Texte source:
╭──

Le choix de l’intitulé, un peu curieux, a été inspiré du constat d’après lequel les besoins des personnes vivant avec le VIH-Sida dans le territoire de Kabare sont énormes et les victimes nombreuses, au point que le seul prix d’IBJ ne servira qu’à amorcer un processus dont la continuation après le délai d’exécution de trois activités prévues s’impose. Tout en comptant sur l’appui d’autres potentiels donateurs, j’ai jugé utile de développer, avec le prix reçu, une activité génératrice des revenus qui seront au final affectés à la réalisation et à la pérennisation du projet. Le choix a porté sur un taxi au regard de la rentabilité de l’exploitation de ce dernier et de l’éloignement de la juridiction concernée par le projet par rapport à la ville de Bukavu où vivent les Avocats et/ou Défenseurs judiciaires devant assister les victimes (ce taxi pourra donc contribuer à la mobilisation des revenus et au transport des victimes et leurs Conseils de la ville à Kavumu où se dérouleront les audiences et seront formés les acteurs ci-avant repris).
Le gros d’efforts du gouvernement et des ONGs ont été concentrés sur l’aspect sanitaire des problèmes des personnes vivant avec le VIH, mais personne ne s’est, jusqu’ici, intéressé à leur protection juridique et juridictionnelle, en dépit de l’inscription dans le Document de croissance et de stratégie de réduction de la pauvreté du Gouvernement congolais pour 2011-2015. D’ailleurs, même l’assistance médicale n’atteint pas de manière efficace les détenus porteurs du VIH qui sont traités comme tous les autres co-détenus (n’accèdent donc pas aux soins), encore que là qu’une moindre prise en charge médicale est assurée aux détenus porteurs du VIH (par exemple la distribution des antirétroviraux ou l’accès aux services de l’Infirmier ou du Médecin traitant), ceux des milieux ruraux n’y accèdent pas (c’est le cas de la prison de Kavumu ne comportant aucun agent sanitaire dans le personnel pénitentiaire, alors que ne cesse de gonfler le nombre de sa population carcérale). Le prix « Justice Makers 2012 » qui m’a été accordé me permettra donc de lancer le débat en la matière et d’apporter de l’aide à ces personnes.
Depuis novembre 2007, je suis Défenseur judiciaire près les Tribunaux du ressort de la Cour d’Appel de Bukavu, ai assisté beaucoup d’indigents en matière d’accès à la justice par devant les tribunaux de Bukavu et d’Uvira (y compris par devant ses sièges secondaires de Kavumu et Kamituga). Après mes études secondaires en pédagogie générale, j’ai obtenu une licence en Droit Public à l’Université Catholique de Bukavu en RDC où je suis également Assistant d’enseignement et de recherche, un Master 1 en Droit international des droits de l’Homme et un Master 2 en Pratique des organisations internationales et protection des droits de l’Homme à l’Institut des droits de l’Homme de l’Université Catholique de Lyon en France.
Content et fier de l’honneur m’accordé en faisant figurer mon nom sur la liste des Fellows de ce prix au titre de l’année 2012 et me permettant d’accomplir mon rêve qui est celui d’apporter de l’aide aux nécessiteux et vulnérables de ma communauté, je remercie IBJ, les juges et la Fondation Lévi Strauss. Aux autres lauréats et à la grande communauté des Justice Makers, je dis un tout grand merci et, fort de l’appartenance à ce grand réseau, j’espère et souhaite bénéficier de la collaboration des lauréats dans la réalisation des activités de mon projet.
Enfin, je remercie ma famille, mes amis, l’UCB et l’IDHL d’avoir largement contribué à faire de moi ce que je suis.

╰──

Consigne: Réécrivez la partie du texte source comprise entre « Depuis novembre 2007, je » et « Lyon en France. », bornes incluses, en remplaçant « Défenseur judiciaire » par « Avocat ». Les lignes n'interviennent en rien dans ce travail.

Enregistrements sources
╭──

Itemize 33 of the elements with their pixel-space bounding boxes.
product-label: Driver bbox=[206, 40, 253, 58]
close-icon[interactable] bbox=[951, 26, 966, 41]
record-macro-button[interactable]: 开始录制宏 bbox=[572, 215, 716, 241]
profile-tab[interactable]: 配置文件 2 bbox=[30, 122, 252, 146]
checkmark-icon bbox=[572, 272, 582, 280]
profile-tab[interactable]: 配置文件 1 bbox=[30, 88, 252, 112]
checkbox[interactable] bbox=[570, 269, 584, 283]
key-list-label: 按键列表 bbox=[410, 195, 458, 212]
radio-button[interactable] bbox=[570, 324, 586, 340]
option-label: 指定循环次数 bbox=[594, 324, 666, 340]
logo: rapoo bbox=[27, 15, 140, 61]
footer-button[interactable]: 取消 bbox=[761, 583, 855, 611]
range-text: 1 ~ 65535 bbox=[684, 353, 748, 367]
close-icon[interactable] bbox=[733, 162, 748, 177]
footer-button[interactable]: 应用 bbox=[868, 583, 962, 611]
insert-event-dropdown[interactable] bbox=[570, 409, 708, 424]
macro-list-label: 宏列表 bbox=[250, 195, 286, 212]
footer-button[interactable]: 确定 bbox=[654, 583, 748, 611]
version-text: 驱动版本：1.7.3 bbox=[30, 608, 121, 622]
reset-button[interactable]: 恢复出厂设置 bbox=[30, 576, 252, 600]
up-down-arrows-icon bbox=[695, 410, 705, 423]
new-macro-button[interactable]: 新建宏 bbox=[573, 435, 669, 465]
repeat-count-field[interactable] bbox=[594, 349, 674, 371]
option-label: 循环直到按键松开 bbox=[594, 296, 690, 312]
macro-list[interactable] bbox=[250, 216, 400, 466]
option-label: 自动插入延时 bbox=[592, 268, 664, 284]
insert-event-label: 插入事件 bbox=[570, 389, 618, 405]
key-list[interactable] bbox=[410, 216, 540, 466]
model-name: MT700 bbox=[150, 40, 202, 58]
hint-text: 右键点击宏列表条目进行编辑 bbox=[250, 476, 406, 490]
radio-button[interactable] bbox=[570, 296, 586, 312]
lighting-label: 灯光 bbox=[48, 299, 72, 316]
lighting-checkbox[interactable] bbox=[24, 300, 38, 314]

╰──

Résultat:
Depuis novembre 2007, je suis Avocat près les Tribunaux du ressort de la Cour d’Appel de Bukavu, ai assisté beaucoup d’indigents en matière d’accès à la justice par devant les tribunaux de Bukavu et d’Uvira (y compris par devant ses sièges secondaires de Kavumu et Kamituga). Après mes études secondaires en pédagogie générale, j’ai obtenu une licence en Droit Public à l’Université Catholique de Bukavu en RDC où je suis également Assistant d’enseignement et de recherche, un Master 1 en Droit international des droits de l’Homme et un Master 2 en Pratique des organisations internationales et protection des droits de l’Homme à l’Institut des droits de l’Homme de l’Université Catholique de Lyon en France.